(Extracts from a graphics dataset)

━━━━

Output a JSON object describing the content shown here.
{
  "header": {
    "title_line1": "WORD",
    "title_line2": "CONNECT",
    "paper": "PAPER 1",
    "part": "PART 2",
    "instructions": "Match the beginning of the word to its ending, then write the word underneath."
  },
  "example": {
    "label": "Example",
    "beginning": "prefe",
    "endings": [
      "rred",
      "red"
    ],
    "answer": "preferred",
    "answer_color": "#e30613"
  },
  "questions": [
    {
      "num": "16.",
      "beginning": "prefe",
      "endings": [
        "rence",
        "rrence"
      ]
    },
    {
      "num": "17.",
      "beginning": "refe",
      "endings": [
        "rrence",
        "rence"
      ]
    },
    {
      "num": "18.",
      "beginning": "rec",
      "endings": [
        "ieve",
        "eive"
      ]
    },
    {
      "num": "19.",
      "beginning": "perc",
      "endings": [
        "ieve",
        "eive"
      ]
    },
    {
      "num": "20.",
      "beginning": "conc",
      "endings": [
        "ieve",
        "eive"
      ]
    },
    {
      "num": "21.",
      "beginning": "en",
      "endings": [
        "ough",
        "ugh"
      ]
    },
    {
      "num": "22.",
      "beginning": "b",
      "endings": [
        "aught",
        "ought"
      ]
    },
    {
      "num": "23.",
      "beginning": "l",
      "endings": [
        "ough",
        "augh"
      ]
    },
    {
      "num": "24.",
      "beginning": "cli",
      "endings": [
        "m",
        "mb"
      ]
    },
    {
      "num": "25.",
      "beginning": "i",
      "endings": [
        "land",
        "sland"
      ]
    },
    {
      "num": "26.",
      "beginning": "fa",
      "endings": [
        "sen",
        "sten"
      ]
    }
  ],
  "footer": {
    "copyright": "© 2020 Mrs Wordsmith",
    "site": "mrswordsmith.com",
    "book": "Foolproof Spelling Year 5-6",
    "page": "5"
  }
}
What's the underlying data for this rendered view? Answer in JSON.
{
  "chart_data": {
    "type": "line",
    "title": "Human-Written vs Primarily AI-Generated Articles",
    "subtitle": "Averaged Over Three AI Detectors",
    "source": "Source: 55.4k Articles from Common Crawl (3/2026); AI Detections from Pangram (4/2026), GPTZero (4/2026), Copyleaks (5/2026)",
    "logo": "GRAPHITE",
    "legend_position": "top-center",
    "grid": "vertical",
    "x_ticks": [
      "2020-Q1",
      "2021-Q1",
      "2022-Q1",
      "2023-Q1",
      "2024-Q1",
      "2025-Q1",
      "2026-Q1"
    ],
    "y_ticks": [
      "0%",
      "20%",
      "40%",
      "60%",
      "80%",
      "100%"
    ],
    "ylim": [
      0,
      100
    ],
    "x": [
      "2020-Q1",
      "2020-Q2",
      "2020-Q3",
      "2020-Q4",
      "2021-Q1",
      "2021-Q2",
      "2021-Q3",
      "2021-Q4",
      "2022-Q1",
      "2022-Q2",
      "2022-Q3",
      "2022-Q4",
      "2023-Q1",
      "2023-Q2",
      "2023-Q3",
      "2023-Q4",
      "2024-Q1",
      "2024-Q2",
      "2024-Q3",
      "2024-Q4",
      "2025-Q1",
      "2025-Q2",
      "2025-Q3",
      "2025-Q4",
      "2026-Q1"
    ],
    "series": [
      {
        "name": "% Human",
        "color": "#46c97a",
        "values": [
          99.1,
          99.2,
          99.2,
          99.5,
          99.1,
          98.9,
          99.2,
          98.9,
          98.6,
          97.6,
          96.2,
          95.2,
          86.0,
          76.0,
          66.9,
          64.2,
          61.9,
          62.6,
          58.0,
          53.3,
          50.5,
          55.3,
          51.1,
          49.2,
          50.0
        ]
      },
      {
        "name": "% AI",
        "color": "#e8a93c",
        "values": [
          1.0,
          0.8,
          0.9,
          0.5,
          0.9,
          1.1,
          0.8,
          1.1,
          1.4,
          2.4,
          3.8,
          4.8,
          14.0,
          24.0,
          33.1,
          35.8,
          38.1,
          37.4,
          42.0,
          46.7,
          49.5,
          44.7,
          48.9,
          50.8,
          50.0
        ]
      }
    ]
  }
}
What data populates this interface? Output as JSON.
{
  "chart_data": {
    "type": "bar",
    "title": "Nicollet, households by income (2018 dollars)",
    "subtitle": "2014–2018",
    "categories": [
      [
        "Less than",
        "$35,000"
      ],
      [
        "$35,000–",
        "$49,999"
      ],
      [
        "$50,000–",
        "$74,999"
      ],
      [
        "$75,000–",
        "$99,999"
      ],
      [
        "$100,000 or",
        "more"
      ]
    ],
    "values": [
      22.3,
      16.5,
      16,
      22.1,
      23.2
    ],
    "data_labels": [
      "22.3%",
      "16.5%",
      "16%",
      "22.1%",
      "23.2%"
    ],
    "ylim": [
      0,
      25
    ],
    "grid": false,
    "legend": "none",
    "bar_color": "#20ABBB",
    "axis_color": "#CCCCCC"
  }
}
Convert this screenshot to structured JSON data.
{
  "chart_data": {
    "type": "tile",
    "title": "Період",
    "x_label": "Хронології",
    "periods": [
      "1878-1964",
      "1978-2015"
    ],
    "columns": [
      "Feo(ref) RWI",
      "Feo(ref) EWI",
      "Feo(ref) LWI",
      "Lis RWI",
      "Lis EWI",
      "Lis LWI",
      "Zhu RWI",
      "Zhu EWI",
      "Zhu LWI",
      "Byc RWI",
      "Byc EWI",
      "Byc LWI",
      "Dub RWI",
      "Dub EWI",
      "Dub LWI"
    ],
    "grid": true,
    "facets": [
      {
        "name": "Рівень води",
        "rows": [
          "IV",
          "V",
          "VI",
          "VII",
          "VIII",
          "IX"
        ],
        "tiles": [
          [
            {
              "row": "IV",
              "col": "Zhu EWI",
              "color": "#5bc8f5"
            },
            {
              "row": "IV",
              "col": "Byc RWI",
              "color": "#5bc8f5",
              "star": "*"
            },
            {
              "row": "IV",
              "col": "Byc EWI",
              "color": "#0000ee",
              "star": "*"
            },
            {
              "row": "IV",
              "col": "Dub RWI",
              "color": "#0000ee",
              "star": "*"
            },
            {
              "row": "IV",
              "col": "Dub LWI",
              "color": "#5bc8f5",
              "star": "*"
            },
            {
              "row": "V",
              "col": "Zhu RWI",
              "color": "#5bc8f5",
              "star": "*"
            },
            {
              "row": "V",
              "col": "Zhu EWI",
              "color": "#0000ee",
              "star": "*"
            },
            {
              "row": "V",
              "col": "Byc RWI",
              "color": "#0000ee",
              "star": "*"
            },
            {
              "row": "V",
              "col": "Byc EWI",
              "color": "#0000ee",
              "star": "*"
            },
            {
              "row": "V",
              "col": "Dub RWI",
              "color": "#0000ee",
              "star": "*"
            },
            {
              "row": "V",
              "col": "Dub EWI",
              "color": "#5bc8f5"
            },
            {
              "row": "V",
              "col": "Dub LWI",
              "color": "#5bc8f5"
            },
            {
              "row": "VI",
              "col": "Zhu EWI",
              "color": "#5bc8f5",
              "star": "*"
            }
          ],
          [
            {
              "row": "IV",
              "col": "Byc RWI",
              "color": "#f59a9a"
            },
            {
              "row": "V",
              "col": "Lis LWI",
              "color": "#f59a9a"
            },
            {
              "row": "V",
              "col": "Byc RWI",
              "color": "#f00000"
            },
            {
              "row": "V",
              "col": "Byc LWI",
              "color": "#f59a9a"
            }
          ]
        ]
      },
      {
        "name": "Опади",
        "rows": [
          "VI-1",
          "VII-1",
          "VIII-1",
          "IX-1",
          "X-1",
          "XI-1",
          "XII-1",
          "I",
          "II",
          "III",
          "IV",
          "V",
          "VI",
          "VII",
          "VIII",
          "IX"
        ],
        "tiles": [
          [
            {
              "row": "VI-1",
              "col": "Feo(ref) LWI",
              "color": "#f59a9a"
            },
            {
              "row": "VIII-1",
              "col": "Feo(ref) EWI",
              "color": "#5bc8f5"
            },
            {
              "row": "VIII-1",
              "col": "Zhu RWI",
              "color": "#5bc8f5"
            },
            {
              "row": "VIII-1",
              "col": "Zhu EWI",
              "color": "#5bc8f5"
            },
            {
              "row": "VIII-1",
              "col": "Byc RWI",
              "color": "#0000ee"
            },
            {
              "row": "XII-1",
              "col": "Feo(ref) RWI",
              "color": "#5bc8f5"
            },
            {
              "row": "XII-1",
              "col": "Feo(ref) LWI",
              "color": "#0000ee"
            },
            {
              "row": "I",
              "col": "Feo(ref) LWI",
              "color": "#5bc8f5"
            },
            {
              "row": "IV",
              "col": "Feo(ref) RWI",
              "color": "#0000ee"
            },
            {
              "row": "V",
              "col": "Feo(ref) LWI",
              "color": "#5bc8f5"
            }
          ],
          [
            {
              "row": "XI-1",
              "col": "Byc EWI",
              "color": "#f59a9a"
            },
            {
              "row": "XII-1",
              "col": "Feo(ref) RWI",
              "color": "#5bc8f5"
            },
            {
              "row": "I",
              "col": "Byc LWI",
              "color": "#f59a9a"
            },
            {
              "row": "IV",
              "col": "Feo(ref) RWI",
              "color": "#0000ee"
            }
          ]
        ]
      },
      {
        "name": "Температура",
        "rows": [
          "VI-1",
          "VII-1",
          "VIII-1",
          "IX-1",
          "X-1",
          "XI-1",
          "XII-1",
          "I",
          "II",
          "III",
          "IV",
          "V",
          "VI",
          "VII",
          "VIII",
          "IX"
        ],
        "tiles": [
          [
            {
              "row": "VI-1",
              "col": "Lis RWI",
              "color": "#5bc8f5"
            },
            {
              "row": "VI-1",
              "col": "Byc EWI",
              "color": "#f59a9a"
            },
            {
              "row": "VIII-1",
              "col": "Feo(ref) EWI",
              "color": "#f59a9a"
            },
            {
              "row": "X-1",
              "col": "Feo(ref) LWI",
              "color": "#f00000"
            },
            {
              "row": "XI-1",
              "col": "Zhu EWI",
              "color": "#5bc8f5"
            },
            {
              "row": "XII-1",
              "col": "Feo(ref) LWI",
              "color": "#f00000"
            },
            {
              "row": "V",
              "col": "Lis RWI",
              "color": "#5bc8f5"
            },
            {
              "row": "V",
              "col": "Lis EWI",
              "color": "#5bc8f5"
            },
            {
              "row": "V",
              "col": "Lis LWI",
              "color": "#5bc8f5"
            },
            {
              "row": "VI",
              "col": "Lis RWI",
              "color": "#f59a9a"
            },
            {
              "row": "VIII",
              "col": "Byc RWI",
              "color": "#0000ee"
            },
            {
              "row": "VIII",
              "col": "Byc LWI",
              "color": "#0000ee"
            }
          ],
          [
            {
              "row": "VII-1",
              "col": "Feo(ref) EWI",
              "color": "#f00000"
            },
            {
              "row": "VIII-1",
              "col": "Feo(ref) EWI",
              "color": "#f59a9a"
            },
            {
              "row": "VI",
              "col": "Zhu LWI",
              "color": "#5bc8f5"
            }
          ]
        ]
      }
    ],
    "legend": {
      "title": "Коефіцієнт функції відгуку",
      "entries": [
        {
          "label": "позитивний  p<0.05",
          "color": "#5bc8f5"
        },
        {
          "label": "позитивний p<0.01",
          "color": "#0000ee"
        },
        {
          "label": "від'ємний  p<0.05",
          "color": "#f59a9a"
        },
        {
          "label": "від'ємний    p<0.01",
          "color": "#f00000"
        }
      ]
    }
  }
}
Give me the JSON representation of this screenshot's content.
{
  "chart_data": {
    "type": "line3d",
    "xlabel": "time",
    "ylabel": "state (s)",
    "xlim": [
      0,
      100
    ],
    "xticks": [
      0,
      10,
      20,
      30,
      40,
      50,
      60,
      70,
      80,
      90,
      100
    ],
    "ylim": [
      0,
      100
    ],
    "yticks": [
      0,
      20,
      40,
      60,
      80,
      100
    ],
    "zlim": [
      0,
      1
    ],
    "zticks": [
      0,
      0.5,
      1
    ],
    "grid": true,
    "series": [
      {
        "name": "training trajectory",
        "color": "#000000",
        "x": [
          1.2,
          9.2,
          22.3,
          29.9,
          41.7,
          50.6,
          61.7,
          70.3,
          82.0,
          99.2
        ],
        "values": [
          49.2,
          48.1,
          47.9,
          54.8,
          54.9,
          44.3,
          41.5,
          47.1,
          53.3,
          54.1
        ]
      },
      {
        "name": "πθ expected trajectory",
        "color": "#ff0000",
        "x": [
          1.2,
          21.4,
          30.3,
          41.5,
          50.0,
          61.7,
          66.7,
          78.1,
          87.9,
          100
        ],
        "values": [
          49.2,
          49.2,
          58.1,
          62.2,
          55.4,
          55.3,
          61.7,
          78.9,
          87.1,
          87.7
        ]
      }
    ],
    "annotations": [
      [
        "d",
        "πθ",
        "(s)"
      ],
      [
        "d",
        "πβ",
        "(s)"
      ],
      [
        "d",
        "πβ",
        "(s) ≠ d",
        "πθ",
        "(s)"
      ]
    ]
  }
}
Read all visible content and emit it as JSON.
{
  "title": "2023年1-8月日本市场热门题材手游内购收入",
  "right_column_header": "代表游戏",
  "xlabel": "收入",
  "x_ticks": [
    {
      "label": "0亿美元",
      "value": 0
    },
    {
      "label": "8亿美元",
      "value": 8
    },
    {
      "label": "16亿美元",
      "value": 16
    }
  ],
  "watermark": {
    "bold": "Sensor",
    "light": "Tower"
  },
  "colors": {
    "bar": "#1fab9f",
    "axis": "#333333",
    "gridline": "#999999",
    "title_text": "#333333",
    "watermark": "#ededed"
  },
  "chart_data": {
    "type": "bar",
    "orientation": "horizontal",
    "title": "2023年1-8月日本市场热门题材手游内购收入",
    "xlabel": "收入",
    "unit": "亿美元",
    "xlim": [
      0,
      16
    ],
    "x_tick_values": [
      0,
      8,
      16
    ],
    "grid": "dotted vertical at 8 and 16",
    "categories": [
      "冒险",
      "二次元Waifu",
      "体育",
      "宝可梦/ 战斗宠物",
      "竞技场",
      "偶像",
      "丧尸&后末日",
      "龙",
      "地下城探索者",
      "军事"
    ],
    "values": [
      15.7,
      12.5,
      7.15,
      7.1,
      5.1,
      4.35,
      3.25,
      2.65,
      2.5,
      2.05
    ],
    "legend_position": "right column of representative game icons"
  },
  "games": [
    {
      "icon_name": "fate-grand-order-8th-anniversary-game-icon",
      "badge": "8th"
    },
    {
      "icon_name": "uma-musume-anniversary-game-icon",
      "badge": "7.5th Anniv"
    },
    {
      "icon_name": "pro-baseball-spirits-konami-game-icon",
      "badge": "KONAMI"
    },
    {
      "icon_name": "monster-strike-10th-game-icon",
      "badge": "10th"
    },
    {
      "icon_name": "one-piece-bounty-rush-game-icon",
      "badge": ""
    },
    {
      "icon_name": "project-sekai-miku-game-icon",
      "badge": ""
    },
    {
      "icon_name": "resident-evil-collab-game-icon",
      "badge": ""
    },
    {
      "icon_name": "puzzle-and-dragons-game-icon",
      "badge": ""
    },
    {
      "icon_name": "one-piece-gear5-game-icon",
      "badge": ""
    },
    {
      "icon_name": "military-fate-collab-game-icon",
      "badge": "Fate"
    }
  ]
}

━━━━

— Exercise objective —
Within the listing above, find every line containing the string "JSON" and return it.

— Exercise output —
Output a JSON object describing the content shown here.
What's the underlying data for this rendered view? Answer in JSON.
What data populates this interface? Output as JSON.
Convert this screenshot to structured JSON data.
Give me the JSON representation of this screenshot's content.
Read all visible content and emit it as JSON.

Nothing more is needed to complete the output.